All of the records below need to be copied exactly.

=== Records to use ===

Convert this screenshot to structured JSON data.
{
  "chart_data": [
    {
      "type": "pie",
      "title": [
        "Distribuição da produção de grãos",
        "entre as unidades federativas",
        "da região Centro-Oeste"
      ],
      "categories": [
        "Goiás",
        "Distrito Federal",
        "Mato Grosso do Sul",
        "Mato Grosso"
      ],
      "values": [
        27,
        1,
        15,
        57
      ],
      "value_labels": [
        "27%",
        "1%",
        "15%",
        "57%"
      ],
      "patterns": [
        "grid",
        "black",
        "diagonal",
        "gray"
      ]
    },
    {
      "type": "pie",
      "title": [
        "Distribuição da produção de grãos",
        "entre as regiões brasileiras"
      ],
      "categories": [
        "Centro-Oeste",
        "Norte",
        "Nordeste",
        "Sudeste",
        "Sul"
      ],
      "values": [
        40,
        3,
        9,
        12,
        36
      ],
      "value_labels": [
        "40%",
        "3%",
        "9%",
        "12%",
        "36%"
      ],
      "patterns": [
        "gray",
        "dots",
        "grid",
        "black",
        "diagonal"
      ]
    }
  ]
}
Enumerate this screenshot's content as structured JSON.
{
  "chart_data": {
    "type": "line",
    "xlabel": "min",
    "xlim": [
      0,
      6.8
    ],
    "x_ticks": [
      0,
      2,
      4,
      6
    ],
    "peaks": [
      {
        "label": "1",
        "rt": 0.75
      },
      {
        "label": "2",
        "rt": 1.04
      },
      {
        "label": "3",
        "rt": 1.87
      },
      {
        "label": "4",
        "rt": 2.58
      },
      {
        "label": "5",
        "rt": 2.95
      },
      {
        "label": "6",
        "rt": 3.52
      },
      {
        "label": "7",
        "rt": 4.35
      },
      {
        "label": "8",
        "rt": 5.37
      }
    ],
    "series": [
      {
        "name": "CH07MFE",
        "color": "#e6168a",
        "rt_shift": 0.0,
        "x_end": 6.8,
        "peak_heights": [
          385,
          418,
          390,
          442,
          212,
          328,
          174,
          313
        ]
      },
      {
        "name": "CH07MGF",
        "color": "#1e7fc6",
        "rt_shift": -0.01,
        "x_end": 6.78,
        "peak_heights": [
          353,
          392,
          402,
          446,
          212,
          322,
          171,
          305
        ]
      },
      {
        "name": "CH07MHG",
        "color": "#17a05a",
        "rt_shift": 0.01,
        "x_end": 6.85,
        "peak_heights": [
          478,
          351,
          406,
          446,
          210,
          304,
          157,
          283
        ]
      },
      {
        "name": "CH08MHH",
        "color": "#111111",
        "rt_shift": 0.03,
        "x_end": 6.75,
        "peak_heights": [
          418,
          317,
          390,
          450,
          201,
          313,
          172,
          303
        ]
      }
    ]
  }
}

===

● Solution
Convert this screenshot to structured JSON data.
{
  "chart_data": [
    {
      "type": "pie",
      "title": [
        "Distribuição da produção de grãos",
        "entre as unidades federativas",
        "da região Centro-Oeste"
      ],
      "categories": [
        "Goiás",
        "Distrito Federal",
        "Mato Grosso do Sul",
        "Mato Grosso"
      ],
      "values": [
        27,
        1,
        15,
        57
      ],
      "value_labels": [
        "27%",
        "1%",
        "15%",
        "57%"
      ],
      "patterns": [
        "grid",
        "black",
        "diagonal",
        "gray"
      ]
    },
    {
      "type": "pie",
      "title": [
        "Distribuição da produção de grãos",
        "entre as regiões brasileiras"
      ],
      "categories": [
        "Centro-Oeste",
        "Norte",
        "Nordeste",
        "Sudeste",
        "Sul"
      ],
      "values": [
        40,
        3,
        9,
        12,
        36
      ],
      "value_labels": [
        "40%",
        "3%",
        "9%",
        "12%",
        "36%"
      ],
      "patterns": [
        "gray",
        "dots",
        "grid",
        "black",
        "diagonal"
      ]
    }
  ]
}
Enumerate this screenshot's content as structured JSON.
{
  "chart_data": {
    "type": "line",
    "xlabel": "min",
    "xlim": [
      0,
      6.8
    ],
    "x_ticks": [
      0,
      2,
      4,
      6
    ],
    "peaks": [
      {
        "label": "1",
        "rt": 0.75
      },
      {
        "label": "2",
        "rt": 1.04
      },
      {
        "label": "3",
        "rt": 1.87
      },
      {
        "label": "4",
        "rt": 2.58
      },
      {
        "label": "5",
        "rt": 2.95
      },
      {
        "label": "6",
        "rt": 3.52
      },
      {
        "label": "7",
        "rt": 4.35
      },
      {
        "label": "8",
        "rt": 5.37
      }
    ],
    "series": [
      {
        "name": "CH07MFE",
        "color": "#e6168a",
        "rt_shift": 0.0,
        "x_end": 6.8,
        "peak_heights": [
          385,
          418,
          390,
          442,
          212,
          328,
          174,
          313
        ]
      },
      {
        "name": "CH07MGF",
        "color": "#1e7fc6",
        "rt_shift": -0.01,
        "x_end": 6.78,
        "peak_heights": [
          353,
          392,
          402,
          446,
          212,
          322,
          171,
          305
        ]
      },
      {
        "name": "CH07MHG",
        "color": "#17a05a",
        "rt_shift": 0.01,
        "x_end": 6.85,
        "peak_heights": [
          478,
          351,
          406,
          446,
          210,
          304,
          157,
          283
        ]
      },
      {
        "name": "CH08MHH",
        "color": "#111111",
        "rt_shift": 0.03,
        "x_end": 6.75,
        "peak_heights": [
          418,
          317,
          390,
          450,
          201,
          313,
          172,
          303
        ]
      }
    ]
  }
}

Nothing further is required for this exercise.